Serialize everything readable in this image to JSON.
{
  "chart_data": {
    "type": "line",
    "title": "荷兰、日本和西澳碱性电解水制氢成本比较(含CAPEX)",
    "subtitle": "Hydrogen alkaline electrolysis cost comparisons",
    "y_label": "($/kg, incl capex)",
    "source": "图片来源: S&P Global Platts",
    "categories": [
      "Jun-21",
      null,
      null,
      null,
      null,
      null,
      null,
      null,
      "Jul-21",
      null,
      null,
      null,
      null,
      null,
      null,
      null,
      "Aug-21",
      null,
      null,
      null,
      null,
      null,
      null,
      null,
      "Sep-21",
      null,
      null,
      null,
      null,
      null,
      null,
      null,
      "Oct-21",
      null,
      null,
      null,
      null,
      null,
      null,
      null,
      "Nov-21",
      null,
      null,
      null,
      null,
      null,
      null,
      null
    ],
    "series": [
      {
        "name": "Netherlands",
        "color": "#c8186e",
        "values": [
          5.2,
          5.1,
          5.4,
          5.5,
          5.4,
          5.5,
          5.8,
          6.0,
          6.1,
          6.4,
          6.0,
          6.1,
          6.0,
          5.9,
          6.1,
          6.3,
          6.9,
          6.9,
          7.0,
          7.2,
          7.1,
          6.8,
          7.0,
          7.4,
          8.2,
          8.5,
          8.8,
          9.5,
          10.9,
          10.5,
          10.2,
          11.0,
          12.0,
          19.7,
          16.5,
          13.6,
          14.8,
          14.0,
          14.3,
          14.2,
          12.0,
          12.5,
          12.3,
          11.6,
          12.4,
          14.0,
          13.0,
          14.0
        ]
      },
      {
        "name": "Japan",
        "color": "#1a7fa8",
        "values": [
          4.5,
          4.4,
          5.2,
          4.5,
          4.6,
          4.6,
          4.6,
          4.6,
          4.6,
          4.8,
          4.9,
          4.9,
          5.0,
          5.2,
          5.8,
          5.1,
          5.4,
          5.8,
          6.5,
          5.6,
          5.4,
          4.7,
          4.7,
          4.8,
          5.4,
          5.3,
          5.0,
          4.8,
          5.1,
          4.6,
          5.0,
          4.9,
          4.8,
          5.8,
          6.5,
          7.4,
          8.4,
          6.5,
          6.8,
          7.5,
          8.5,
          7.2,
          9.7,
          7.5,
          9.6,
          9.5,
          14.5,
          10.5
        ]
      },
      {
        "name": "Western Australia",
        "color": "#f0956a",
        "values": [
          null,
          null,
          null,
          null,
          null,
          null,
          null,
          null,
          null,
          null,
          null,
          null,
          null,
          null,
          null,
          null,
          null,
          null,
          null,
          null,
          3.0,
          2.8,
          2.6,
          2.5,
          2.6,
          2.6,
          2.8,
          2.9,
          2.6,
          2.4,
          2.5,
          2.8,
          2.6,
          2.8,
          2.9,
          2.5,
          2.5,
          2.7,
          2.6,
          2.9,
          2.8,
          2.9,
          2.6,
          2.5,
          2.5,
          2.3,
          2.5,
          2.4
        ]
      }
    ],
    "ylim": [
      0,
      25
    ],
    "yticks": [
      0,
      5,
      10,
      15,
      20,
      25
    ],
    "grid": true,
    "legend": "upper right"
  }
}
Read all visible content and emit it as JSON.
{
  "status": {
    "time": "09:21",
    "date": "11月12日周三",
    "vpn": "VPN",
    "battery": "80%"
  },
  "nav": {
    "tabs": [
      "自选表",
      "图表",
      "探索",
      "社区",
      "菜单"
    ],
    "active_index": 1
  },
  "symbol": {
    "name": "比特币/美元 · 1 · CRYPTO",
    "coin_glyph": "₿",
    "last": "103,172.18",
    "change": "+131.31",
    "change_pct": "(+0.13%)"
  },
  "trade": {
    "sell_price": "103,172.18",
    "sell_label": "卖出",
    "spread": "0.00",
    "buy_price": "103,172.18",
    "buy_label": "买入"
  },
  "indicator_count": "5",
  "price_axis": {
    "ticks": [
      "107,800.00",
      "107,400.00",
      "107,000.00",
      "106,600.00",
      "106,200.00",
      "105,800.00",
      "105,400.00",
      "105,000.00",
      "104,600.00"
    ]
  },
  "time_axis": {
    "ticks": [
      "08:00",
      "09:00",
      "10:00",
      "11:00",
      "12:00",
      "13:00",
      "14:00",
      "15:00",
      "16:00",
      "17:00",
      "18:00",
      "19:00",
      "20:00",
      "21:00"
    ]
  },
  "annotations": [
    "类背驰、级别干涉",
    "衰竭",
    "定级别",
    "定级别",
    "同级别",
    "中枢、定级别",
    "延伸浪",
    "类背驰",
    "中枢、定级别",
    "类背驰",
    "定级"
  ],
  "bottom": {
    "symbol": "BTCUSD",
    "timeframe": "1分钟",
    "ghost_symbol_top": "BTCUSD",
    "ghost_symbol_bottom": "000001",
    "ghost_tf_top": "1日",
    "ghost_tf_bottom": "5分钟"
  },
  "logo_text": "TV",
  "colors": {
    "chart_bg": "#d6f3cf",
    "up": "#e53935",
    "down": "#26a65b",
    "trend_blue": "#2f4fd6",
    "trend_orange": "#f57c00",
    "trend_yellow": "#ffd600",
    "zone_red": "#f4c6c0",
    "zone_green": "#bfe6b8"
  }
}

_DIRECTIONS FOR THIS TASK_
Retype, exactly and only, the lines running from the one with "Read all visible content and emit it as JSON." through the final line of the listing above.

_SOLUTION TO THIS EXERCISE_
Read all visible content and emit it as JSON.
{
  "status": {
    "time": "09:21",
    "date": "11月12日周三",
    "vpn": "VPN",
    "battery": "80%"
  },
  "nav": {
    "tabs": [
      "自选表",
      "图表",
      "探索",
      "社区",
      "菜单"
    ],
    "active_index": 1
  },
  "symbol": {
    "name": "比特币/美元 · 1 · CRYPTO",
    "coin_glyph": "₿",
    "last": "103,172.18",
    "change": "+131.31",
    "change_pct": "(+0.13%)"
  },
  "trade": {
    "sell_price": "103,172.18",
    "sell_label": "卖出",
    "spread": "0.00",
    "buy_price": "103,172.18",
    "buy_label": "买入"
  },
  "indicator_count": "5",
  "price_axis": {
    "ticks": [
      "107,800.00",
      "107,400.00",
      "107,000.00",
      "106,600.00",
      "106,200.00",
      "105,800.00",
      "105,400.00",
      "105,000.00",
      "104,600.00"
    ]
  },
  "time_axis": {
    "ticks": [
      "08:00",
      "09:00",
      "10:00",
      "11:00",
      "12:00",
      "13:00",
      "14:00",
      "15:00",
      "16:00",
      "17:00",
      "18:00",
      "19:00",
      "20:00",
      "21:00"
    ]
  },
  "annotations": [
    "类背驰、级别干涉",
    "衰竭",
    "定级别",
    "定级别",
    "同级别",
    "中枢、定级别",
    "延伸浪",
    "类背驰",
    "中枢、定级别",
    "类背驰",
    "定级"
  ],
  "bottom": {
    "symbol": "BTCUSD",
    "timeframe": "1分钟",
    "ghost_symbol_top": "BTCUSD",
    "ghost_symbol_bottom": "000001",
    "ghost_tf_top": "1日",
    "ghost_tf_bottom": "5分钟"
  },
  "logo_text": "TV",
  "colors": {
    "chart_bg": "#d6f3cf",
    "up": "#e53935",
    "down": "#26a65b",
    "trend_blue": "#2f4fd6",
    "trend_orange": "#f57c00",
    "trend_yellow": "#ffd600",
    "zone_red": "#f4c6c0",
    "zone_green": "#bfe6b8"
  }
}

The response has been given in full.